>> begin

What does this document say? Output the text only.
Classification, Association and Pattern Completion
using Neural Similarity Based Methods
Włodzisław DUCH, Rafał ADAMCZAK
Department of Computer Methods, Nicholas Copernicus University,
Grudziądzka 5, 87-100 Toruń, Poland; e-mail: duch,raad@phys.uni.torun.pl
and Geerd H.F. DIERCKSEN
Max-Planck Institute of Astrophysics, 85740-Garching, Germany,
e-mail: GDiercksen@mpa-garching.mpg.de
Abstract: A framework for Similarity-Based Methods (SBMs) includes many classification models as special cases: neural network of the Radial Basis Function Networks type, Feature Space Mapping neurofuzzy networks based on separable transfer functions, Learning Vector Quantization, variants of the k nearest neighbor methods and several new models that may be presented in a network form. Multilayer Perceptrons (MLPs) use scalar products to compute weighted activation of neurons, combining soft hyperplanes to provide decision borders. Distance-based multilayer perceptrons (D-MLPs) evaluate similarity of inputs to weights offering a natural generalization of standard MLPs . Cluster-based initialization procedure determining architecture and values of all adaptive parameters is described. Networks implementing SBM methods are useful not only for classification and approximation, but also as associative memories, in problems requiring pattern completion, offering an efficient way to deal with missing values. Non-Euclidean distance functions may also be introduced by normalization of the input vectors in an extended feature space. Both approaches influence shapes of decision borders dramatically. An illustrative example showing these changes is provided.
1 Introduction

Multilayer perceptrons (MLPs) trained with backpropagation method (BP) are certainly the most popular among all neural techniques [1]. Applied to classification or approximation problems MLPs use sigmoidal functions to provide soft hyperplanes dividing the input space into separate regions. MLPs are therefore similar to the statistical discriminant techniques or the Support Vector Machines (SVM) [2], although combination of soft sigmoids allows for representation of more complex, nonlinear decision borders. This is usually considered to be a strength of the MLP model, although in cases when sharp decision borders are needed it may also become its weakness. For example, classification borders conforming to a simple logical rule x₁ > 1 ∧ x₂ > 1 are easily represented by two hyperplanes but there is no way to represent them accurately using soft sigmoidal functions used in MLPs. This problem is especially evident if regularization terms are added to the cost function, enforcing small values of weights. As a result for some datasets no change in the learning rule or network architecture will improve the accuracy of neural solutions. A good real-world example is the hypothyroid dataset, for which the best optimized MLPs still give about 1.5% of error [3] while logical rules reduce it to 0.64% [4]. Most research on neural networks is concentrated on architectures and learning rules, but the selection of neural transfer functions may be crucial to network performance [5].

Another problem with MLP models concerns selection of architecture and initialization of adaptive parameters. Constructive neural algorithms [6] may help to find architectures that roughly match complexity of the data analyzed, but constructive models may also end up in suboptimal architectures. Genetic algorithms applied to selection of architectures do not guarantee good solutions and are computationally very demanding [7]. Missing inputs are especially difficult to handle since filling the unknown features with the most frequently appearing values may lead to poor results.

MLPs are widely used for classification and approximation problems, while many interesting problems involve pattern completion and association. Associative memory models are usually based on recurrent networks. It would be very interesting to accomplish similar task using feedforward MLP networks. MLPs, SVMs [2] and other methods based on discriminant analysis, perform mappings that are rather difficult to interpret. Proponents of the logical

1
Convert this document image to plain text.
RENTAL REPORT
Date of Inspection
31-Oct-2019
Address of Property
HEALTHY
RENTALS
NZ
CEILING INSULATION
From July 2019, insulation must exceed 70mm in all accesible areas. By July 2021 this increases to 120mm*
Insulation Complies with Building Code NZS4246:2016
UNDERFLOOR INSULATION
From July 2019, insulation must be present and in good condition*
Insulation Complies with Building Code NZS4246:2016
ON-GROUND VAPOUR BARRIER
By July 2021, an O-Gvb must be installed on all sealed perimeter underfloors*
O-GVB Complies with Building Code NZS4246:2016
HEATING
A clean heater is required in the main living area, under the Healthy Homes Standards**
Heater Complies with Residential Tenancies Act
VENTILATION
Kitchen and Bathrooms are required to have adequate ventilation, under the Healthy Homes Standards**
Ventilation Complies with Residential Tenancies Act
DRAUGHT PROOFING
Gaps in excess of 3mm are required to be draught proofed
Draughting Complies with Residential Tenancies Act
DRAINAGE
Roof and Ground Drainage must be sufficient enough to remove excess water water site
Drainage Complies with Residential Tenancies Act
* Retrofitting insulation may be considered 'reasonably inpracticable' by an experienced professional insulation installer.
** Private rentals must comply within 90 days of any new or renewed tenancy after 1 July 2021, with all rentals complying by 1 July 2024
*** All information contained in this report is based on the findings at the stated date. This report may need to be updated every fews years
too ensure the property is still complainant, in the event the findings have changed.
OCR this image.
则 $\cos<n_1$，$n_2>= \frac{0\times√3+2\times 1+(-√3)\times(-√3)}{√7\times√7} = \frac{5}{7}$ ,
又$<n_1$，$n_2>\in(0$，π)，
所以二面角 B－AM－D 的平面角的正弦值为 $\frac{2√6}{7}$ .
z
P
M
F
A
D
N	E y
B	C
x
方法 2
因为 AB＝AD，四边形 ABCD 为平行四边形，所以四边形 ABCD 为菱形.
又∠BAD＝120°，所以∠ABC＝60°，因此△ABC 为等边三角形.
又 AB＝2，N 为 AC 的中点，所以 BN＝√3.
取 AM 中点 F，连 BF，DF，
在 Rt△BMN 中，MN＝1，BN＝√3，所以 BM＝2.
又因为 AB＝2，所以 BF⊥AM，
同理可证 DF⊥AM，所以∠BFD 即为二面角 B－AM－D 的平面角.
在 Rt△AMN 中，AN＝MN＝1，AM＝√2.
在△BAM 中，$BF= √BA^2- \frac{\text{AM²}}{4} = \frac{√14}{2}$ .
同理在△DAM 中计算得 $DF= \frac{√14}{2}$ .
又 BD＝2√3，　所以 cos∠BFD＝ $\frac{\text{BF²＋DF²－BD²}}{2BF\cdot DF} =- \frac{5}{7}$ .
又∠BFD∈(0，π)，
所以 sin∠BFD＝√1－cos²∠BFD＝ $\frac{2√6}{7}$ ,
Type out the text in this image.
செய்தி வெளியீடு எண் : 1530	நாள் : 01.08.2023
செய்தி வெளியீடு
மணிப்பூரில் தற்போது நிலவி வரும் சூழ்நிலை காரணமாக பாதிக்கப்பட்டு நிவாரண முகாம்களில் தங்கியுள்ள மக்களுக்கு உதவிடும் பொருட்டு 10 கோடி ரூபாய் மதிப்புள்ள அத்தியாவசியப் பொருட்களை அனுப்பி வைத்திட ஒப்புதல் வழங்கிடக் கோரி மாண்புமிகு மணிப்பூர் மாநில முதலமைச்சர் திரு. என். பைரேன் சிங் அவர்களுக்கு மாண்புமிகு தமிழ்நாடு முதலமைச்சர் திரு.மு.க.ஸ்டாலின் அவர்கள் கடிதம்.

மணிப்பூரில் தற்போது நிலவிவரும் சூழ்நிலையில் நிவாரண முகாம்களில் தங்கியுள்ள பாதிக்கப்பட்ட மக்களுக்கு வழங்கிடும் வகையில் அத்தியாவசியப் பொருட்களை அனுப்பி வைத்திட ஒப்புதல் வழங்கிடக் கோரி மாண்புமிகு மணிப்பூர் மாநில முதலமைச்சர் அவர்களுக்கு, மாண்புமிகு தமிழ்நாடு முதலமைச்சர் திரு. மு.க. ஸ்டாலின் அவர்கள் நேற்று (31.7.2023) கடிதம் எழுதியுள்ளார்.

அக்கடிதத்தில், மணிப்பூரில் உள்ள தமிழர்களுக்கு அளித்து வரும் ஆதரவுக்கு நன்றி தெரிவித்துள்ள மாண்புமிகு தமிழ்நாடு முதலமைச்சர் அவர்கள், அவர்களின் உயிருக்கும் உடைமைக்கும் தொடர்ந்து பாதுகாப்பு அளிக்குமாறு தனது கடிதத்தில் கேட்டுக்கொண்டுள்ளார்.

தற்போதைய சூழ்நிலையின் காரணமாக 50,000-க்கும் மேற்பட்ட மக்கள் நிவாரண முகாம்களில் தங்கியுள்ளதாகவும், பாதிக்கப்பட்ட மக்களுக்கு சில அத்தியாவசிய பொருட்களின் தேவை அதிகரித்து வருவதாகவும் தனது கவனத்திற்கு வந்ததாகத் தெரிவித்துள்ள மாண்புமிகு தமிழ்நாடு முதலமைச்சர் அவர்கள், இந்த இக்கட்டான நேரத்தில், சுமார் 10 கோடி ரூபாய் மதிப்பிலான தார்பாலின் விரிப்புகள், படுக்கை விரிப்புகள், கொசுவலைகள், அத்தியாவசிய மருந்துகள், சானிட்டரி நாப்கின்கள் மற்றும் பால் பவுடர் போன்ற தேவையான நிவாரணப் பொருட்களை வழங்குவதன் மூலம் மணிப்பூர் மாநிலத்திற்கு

>> end

Exercise
Return all lines of the material above in which the word "image" occurs.

Reply to the task
Convert this document image to plain text.
OCR this image.
Type out the text in this image.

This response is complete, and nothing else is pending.